====== RECORDS SUPPLIED
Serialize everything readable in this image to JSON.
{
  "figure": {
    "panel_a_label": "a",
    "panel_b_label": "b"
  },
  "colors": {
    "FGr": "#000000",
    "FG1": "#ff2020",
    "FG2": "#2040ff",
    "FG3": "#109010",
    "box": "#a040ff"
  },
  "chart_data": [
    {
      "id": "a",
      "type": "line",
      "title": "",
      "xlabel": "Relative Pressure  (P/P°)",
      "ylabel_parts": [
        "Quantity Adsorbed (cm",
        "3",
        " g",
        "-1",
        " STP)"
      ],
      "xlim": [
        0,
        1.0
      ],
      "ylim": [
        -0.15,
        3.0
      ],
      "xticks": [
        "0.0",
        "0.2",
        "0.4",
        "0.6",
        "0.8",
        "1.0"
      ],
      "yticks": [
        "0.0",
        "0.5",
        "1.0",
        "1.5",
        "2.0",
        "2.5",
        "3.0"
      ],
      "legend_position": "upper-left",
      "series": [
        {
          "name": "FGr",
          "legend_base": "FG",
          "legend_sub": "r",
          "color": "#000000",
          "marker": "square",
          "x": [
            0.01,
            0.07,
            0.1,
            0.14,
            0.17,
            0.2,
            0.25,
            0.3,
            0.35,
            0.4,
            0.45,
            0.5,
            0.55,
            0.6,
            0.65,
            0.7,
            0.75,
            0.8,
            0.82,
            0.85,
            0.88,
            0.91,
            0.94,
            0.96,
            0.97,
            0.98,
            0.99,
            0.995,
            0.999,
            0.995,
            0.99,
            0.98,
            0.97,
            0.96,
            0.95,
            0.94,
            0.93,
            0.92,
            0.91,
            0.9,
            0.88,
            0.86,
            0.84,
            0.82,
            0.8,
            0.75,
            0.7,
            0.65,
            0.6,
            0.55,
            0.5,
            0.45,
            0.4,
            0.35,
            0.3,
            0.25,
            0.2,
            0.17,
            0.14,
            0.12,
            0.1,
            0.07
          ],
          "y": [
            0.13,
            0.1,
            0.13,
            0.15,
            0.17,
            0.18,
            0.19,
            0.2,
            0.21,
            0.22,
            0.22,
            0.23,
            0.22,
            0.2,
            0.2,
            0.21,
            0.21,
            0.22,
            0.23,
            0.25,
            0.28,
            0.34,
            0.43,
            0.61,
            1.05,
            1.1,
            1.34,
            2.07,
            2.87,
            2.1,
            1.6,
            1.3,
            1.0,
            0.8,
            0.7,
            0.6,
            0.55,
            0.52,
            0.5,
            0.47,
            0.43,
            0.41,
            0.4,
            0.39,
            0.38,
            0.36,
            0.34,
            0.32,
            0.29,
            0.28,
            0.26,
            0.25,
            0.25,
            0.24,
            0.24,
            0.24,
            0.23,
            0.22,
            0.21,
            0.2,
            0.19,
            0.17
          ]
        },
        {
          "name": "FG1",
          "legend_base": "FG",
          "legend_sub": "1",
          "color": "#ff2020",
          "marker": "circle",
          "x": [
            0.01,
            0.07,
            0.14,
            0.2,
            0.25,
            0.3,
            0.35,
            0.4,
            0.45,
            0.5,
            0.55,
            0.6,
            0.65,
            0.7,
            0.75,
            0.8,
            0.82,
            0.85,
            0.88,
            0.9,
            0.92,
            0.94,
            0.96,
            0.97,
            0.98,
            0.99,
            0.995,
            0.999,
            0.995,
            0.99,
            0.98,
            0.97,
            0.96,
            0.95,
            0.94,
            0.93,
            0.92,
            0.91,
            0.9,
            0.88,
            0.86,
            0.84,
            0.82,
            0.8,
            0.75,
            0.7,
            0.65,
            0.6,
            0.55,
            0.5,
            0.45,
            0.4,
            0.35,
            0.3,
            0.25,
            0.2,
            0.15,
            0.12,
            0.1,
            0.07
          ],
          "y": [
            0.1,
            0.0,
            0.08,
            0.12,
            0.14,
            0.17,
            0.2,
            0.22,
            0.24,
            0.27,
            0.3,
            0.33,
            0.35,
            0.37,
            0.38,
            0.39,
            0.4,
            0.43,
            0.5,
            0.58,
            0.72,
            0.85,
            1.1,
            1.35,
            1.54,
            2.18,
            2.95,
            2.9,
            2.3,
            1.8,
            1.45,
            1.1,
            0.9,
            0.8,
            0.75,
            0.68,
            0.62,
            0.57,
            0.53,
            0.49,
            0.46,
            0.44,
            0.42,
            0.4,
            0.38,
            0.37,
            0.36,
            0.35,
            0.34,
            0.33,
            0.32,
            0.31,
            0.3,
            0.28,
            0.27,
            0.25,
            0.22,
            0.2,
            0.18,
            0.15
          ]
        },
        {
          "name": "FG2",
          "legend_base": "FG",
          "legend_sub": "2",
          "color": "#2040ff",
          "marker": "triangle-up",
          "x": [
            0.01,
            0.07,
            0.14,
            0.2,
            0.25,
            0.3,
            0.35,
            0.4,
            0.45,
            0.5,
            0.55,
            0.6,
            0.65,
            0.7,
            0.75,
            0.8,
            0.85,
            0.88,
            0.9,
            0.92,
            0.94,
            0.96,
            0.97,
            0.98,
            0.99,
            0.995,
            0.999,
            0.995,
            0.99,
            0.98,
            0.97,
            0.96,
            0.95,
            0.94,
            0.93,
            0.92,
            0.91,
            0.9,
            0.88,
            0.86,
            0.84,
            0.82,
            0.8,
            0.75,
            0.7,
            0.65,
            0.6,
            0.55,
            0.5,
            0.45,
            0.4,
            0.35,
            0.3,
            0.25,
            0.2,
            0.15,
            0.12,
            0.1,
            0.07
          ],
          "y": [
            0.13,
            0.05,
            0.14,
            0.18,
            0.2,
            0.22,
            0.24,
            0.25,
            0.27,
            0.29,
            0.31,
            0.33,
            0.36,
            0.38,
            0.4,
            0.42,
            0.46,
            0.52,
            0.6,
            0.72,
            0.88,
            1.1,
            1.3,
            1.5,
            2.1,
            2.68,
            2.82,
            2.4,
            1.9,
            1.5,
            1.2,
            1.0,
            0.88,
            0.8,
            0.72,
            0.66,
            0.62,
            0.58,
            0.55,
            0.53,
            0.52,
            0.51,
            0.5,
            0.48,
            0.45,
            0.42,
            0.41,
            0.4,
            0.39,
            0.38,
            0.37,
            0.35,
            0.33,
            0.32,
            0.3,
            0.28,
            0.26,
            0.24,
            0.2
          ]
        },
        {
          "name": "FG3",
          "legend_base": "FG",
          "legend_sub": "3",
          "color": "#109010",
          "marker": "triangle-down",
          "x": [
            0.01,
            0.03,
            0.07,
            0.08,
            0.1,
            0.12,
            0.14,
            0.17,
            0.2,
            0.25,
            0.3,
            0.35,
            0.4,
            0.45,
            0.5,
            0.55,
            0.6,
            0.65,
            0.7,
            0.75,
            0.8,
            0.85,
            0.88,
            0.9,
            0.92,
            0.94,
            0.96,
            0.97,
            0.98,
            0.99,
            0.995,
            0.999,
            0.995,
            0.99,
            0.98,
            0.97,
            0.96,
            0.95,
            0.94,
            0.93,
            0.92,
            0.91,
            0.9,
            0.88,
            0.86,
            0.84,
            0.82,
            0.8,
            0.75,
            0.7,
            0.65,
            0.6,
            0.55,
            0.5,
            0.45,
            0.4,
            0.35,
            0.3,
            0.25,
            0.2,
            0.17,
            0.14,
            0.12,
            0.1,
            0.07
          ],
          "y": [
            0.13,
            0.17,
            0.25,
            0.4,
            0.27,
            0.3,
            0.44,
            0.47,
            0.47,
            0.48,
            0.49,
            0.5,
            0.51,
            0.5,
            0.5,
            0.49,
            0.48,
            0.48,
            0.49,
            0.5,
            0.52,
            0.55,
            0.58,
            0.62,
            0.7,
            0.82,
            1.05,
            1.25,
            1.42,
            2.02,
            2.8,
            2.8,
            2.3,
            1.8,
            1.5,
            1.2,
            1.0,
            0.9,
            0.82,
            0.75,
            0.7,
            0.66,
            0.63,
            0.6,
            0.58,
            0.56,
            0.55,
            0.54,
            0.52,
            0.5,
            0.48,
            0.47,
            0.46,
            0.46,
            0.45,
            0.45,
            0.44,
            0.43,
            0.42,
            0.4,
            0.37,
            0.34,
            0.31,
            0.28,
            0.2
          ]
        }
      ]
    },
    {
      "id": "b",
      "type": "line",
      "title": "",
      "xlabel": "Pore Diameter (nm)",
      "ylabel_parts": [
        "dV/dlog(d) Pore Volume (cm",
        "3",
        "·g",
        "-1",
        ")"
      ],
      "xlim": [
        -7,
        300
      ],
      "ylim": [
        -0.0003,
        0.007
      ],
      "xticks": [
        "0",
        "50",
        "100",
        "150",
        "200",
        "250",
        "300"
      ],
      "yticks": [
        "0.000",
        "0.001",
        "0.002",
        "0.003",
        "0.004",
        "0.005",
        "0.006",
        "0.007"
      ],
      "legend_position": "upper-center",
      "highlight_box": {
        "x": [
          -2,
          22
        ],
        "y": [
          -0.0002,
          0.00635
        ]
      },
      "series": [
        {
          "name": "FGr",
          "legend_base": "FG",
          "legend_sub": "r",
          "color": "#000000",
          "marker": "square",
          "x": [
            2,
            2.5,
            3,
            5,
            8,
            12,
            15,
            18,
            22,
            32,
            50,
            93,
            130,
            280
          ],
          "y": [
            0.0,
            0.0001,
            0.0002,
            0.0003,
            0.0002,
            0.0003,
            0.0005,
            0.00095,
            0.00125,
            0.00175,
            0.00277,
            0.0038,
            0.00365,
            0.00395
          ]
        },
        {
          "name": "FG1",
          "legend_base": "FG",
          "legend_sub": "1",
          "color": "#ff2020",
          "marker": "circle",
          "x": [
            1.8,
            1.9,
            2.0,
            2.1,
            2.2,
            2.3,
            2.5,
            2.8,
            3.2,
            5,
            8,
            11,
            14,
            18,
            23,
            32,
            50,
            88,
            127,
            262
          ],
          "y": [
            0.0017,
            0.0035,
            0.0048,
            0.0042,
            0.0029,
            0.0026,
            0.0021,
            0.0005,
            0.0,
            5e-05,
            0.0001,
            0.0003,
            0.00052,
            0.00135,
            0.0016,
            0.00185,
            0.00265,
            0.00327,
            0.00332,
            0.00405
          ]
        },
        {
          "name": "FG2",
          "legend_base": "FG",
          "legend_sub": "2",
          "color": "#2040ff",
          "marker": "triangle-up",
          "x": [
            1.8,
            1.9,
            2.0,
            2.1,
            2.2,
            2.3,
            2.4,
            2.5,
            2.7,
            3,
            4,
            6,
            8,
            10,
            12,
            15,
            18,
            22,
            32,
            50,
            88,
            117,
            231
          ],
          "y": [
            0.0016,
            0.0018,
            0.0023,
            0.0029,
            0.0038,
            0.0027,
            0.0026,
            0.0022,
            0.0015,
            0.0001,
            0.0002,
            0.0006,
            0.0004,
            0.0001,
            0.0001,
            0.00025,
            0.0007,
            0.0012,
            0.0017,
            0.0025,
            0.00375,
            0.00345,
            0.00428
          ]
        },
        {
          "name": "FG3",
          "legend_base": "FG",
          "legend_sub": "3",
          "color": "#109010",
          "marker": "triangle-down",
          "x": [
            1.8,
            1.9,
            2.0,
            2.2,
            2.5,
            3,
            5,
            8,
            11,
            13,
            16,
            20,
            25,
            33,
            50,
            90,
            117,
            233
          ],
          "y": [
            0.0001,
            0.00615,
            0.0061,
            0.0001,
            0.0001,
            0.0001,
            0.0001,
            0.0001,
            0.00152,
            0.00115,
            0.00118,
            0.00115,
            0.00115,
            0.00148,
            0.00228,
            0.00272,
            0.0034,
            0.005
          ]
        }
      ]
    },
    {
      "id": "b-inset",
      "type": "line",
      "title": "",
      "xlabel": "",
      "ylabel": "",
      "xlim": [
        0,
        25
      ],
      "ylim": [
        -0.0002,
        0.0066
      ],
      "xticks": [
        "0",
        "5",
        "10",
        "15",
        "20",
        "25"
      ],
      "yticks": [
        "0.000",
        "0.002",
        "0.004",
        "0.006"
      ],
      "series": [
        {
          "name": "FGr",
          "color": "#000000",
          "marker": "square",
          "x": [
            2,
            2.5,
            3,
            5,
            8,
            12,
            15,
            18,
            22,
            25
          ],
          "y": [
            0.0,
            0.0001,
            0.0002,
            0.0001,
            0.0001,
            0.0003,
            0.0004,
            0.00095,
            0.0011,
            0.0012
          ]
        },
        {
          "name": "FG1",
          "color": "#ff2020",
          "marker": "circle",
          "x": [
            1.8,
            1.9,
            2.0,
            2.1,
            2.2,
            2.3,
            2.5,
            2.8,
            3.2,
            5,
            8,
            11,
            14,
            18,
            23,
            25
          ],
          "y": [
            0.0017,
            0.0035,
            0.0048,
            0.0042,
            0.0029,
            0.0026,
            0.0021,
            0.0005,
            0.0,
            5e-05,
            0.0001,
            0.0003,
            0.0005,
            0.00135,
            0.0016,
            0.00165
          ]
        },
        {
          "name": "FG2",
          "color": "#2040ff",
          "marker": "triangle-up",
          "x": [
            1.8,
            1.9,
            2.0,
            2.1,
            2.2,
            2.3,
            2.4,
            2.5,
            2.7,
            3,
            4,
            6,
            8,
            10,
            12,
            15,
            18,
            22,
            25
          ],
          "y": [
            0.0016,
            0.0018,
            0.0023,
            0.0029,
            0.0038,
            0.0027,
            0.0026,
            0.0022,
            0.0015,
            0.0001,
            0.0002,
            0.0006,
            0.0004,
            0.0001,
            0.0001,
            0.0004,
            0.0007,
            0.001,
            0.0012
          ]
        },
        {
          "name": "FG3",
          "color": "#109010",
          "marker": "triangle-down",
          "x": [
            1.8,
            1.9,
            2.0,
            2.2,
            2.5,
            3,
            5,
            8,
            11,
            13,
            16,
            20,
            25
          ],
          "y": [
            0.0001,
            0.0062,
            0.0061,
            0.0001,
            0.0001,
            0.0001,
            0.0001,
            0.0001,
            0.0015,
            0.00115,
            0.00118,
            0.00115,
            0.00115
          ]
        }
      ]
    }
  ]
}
============
### EXERCISE:
Using the records above, copy every line that has the word "Pore" in it.

### TASK ANSWER:
      "xlabel": "Pore Diameter (nm)",
        "dV/dlog(d) Pore Volume (cm",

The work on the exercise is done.